**Exercise brief:** The listing below should be written out exactly; please include all of it.
☆ ☆ ☆
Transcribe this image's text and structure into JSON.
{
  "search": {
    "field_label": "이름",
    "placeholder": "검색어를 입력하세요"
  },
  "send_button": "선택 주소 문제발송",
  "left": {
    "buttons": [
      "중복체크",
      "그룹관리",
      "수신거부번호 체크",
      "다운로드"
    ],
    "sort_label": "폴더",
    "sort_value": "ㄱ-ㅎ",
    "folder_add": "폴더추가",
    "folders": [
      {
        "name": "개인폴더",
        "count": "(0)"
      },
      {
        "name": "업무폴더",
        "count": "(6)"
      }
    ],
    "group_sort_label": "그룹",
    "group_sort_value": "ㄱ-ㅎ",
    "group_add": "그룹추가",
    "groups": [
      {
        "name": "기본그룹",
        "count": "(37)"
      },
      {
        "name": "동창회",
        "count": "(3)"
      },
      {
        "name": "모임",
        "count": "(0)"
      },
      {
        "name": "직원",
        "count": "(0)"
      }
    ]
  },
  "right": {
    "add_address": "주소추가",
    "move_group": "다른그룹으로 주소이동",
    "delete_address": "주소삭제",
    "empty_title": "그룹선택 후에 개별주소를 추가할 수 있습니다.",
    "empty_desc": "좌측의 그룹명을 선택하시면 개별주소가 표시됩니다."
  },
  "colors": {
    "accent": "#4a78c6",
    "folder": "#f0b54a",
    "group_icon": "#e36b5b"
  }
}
☆ ☆ ☆
**Final result:**
Transcribe this image's text and structure into JSON.
{
  "search": {
    "field_label": "이름",
    "placeholder": "검색어를 입력하세요"
  },
  "send_button": "선택 주소 문제발송",
  "left": {
    "buttons": [
      "중복체크",
      "그룹관리",
      "수신거부번호 체크",
      "다운로드"
    ],
    "sort_label": "폴더",
    "sort_value": "ㄱ-ㅎ",
    "folder_add": "폴더추가",
    "folders": [
      {
        "name": "개인폴더",
        "count": "(0)"
      },
      {
        "name": "업무폴더",
        "count": "(6)"
      }
    ],
    "group_sort_label": "그룹",
    "group_sort_value": "ㄱ-ㅎ",
    "group_add": "그룹추가",
    "groups": [
      {
        "name": "기본그룹",
        "count": "(37)"
      },
      {
        "name": "동창회",
        "count": "(3)"
      },
      {
        "name": "모임",
        "count": "(0)"
      },
      {
        "name": "직원",
        "count": "(0)"
      }
    ]
  },
  "right": {
    "add_address": "주소추가",
    "move_group": "다른그룹으로 주소이동",
    "delete_address": "주소삭제",
    "empty_title": "그룹선택 후에 개별주소를 추가할 수 있습니다.",
    "empty_desc": "좌측의 그룹명을 선택하시면 개별주소가 표시됩니다."
  },
  "colors": {
    "accent": "#4a78c6",
    "folder": "#f0b54a",
    "group_icon": "#e36b5b"
  }
}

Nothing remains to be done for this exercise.